OBJECTIVE:
Below are some entries. Output each one exactly as it appears.
— start of MATERIAL SHOWN —
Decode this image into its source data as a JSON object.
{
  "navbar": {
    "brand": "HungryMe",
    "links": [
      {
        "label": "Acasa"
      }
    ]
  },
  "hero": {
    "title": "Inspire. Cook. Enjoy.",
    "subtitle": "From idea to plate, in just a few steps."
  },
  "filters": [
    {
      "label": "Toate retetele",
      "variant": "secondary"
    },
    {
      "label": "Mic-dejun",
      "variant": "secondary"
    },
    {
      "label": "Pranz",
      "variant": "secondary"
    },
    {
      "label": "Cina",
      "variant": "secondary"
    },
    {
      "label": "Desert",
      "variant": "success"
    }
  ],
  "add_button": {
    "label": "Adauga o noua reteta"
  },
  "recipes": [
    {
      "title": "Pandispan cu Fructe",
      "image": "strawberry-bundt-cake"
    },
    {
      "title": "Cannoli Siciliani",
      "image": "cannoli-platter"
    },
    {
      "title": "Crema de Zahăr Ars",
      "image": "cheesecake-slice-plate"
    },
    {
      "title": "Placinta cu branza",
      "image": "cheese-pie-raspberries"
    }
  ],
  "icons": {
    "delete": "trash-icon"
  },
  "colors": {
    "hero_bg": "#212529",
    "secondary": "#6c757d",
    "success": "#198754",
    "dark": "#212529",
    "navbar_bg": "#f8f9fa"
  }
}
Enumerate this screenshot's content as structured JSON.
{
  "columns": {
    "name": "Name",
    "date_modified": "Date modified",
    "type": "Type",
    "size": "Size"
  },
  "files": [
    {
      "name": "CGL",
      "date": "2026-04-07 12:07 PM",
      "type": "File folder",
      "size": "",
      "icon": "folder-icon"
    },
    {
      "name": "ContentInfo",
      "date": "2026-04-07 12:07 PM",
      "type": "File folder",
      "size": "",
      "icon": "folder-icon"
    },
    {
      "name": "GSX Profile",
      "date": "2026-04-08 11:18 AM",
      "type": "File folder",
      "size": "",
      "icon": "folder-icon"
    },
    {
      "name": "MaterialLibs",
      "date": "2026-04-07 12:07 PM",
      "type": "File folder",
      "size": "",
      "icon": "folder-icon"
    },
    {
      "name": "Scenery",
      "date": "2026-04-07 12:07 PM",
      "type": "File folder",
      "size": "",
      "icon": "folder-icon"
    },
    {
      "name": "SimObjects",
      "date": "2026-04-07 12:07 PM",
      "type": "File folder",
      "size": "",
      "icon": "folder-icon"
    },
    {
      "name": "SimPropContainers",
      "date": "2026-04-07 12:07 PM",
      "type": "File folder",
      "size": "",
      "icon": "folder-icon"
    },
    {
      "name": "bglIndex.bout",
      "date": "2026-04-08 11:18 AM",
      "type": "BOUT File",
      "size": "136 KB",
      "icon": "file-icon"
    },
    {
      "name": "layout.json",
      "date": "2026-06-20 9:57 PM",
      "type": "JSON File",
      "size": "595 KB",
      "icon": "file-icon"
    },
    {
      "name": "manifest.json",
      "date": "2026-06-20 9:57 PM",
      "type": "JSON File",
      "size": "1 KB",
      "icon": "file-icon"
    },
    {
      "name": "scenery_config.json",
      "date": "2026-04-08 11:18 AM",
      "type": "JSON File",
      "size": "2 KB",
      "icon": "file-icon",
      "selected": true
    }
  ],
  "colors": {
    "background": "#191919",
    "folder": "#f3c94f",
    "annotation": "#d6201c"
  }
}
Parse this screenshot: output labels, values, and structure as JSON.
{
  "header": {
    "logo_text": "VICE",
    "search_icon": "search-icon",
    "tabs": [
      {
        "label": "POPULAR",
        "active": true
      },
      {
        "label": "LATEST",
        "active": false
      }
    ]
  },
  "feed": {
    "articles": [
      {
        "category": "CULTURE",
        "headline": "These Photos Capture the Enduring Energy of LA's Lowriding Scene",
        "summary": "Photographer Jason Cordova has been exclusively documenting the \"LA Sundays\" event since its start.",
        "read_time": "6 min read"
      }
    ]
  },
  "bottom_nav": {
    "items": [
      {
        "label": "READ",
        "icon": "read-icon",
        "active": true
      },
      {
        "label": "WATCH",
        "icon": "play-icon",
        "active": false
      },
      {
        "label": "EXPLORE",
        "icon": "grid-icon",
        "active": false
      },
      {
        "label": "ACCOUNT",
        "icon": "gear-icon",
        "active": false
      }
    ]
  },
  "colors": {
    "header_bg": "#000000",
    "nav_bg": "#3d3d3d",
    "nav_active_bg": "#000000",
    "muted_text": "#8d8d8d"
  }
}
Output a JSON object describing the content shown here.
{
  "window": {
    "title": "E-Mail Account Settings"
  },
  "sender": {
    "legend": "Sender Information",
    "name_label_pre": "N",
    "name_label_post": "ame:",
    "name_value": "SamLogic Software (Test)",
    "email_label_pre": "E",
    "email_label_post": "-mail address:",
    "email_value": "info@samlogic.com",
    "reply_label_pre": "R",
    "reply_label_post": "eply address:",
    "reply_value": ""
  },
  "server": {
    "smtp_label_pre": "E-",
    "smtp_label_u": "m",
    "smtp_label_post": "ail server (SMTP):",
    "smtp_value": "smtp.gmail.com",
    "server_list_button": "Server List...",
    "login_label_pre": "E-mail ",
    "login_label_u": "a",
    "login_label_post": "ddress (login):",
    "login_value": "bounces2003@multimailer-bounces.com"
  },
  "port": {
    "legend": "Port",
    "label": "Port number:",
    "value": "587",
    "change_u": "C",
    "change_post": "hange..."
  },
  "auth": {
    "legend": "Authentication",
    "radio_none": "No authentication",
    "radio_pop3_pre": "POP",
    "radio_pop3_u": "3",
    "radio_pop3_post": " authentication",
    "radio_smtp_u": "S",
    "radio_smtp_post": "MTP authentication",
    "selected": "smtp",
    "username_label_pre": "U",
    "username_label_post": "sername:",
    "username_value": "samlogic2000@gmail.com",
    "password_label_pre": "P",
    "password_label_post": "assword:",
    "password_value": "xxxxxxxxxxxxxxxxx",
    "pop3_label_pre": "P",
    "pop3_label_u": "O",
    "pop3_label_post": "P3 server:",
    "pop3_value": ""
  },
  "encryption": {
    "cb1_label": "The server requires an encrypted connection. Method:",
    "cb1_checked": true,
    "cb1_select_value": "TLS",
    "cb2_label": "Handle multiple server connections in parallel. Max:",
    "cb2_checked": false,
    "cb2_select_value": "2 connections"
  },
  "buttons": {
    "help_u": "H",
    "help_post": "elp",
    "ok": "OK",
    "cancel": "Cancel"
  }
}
— end of MATERIAL SHOWN —
ANSWER BELOW:
Decode this image into its source data as a JSON object.
{
  "navbar": {
    "brand": "HungryMe",
    "links": [
      {
        "label": "Acasa"
      }
    ]
  },
  "hero": {
    "title": "Inspire. Cook. Enjoy.",
    "subtitle": "From idea to plate, in just a few steps."
  },
  "filters": [
    {
      "label": "Toate retetele",
      "variant": "secondary"
    },
    {
      "label": "Mic-dejun",
      "variant": "secondary"
    },
    {
      "label": "Pranz",
      "variant": "secondary"
    },
    {
      "label": "Cina",
      "variant": "secondary"
    },
    {
      "label": "Desert",
      "variant": "success"
    }
  ],
  "add_button": {
    "label": "Adauga o noua reteta"
  },
  "recipes": [
    {
      "title": "Pandispan cu Fructe",
      "image": "strawberry-bundt-cake"
    },
    {
      "title": "Cannoli Siciliani",
      "image": "cannoli-platter"
    },
    {
      "title": "Crema de Zahăr Ars",
      "image": "cheesecake-slice-plate"
    },
    {
      "title": "Placinta cu branza",
      "image": "cheese-pie-raspberries"
    }
  ],
  "icons": {
    "delete": "trash-icon"
  },
  "colors": {
    "hero_bg": "#212529",
    "secondary": "#6c757d",
    "success": "#198754",
    "dark": "#212529",
    "navbar_bg": "#f8f9fa"
  }
}
Enumerate this screenshot's content as structured JSON.
{
  "columns": {
    "name": "Name",
    "date_modified": "Date modified",
    "type": "Type",
    "size": "Size"
  },
  "files": [
    {
      "name": "CGL",
      "date": "2026-04-07 12:07 PM",
      "type": "File folder",
      "size": "",
      "icon": "folder-icon"
    },
    {
      "name": "ContentInfo",
      "date": "2026-04-07 12:07 PM",
      "type": "File folder",
      "size": "",
      "icon": "folder-icon"
    },
    {
      "name": "GSX Profile",
      "date": "2026-04-08 11:18 AM",
      "type": "File folder",
      "size": "",
      "icon": "folder-icon"
    },
    {
      "name": "MaterialLibs",
      "date": "2026-04-07 12:07 PM",
      "type": "File folder",
      "size": "",
      "icon": "folder-icon"
    },
    {
      "name": "Scenery",
      "date": "2026-04-07 12:07 PM",
      "type": "File folder",
      "size": "",
      "icon": "folder-icon"
    },
    {
      "name": "SimObjects",
      "date": "2026-04-07 12:07 PM",
      "type": "File folder",
      "size": "",
      "icon": "folder-icon"
    },
    {
      "name": "SimPropContainers",
      "date": "2026-04-07 12:07 PM",
      "type": "File folder",
      "size": "",
      "icon": "folder-icon"
    },
    {
      "name": "bglIndex.bout",
      "date": "2026-04-08 11:18 AM",
      "type": "BOUT File",
      "size": "136 KB",
      "icon": "file-icon"
    },
    {
      "name": "layout.json",
      "date": "2026-06-20 9:57 PM",
      "type": "JSON File",
      "size": "595 KB",
      "icon": "file-icon"
    },
    {
      "name": "manifest.json",
      "date": "2026-06-20 9:57 PM",
      "type": "JSON File",
      "size": "1 KB",
      "icon": "file-icon"
    },
    {
      "name": "scenery_config.json",
      "date": "2026-04-08 11:18 AM",
      "type": "JSON File",
      "size": "2 KB",
      "icon": "file-icon",
      "selected": true
    }
  ],
  "colors": {
    "background": "#191919",
    "folder": "#f3c94f",
    "annotation": "#d6201c"
  }
}
Parse this screenshot: output labels, values, and structure as JSON.
{
  "header": {
    "logo_text": "VICE",
    "search_icon": "search-icon",
    "tabs": [
      {
        "label": "POPULAR",
        "active": true
      },
      {
        "label": "LATEST",
        "active": false
      }
    ]
  },
  "feed": {
    "articles": [
      {
        "category": "CULTURE",
        "headline": "These Photos Capture the Enduring Energy of LA's Lowriding Scene",
        "summary": "Photographer Jason Cordova has been exclusively documenting the \"LA Sundays\" event since its start.",
        "read_time": "6 min read"
      }
    ]
  },
  "bottom_nav": {
    "items": [
      {
        "label": "READ",
        "icon": "read-icon",
        "active": true
      },
      {
        "label": "WATCH",
        "icon": "play-icon",
        "active": false
      },
      {
        "label": "EXPLORE",
        "icon": "grid-icon",
        "active": false
      },
      {
        "label": "ACCOUNT",
        "icon": "gear-icon",
        "active": false
      }
    ]
  },
  "colors": {
    "header_bg": "#000000",
    "nav_bg": "#3d3d3d",
    "nav_active_bg": "#000000",
    "muted_text": "#8d8d8d"
  }
}
Output a JSON object describing the content shown here.
{
  "window": {
    "title": "E-Mail Account Settings"
  },
  "sender": {
    "legend": "Sender Information",
    "name_label_pre": "N",
    "name_label_post": "ame:",
    "name_value": "SamLogic Software (Test)",
    "email_label_pre": "E",
    "email_label_post": "-mail address:",
    "email_value": "info@samlogic.com",
    "reply_label_pre": "R",
    "reply_label_post": "eply address:",
    "reply_value": ""
  },
  "server": {
    "smtp_label_pre": "E-",
    "smtp_label_u": "m",
    "smtp_label_post": "ail server (SMTP):",
    "smtp_value": "smtp.gmail.com",
    "server_list_button": "Server List...",
    "login_label_pre": "E-mail ",
    "login_label_u": "a",
    "login_label_post": "ddress (login):",
    "login_value": "bounces2003@multimailer-bounces.com"
  },
  "port": {
    "legend": "Port",
    "label": "Port number:",
    "value": "587",
    "change_u": "C",
    "change_post": "hange..."
  },
  "auth": {
    "legend": "Authentication",
    "radio_none": "No authentication",
    "radio_pop3_pre": "POP",
    "radio_pop3_u": "3",
    "radio_pop3_post": " authentication",
    "radio_smtp_u": "S",
    "radio_smtp_post": "MTP authentication",
    "selected": "smtp",
    "username_label_pre": "U",
    "username_label_post": "sername:",
    "username_value": "samlogic2000@gmail.com",
    "password_label_pre": "P",
    "password_label_post": "assword:",
    "password_value": "xxxxxxxxxxxxxxxxx",
    "pop3_label_pre": "P",
    "pop3_label_u": "O",
    "pop3_label_post": "P3 server:",
    "pop3_value": ""
  },
  "encryption": {
    "cb1_label": "The server requires an encrypted connection. Method:",
    "cb1_checked": true,
    "cb1_select_value": "TLS",
    "cb2_label": "Handle multiple server connections in parallel. Max:",
    "cb2_checked": false,
    "cb2_select_value": "2 connections"
  },
  "buttons": {
    "help_u": "H",
    "help_post": "elp",
    "ok": "OK",
    "cancel": "Cancel"
  }
}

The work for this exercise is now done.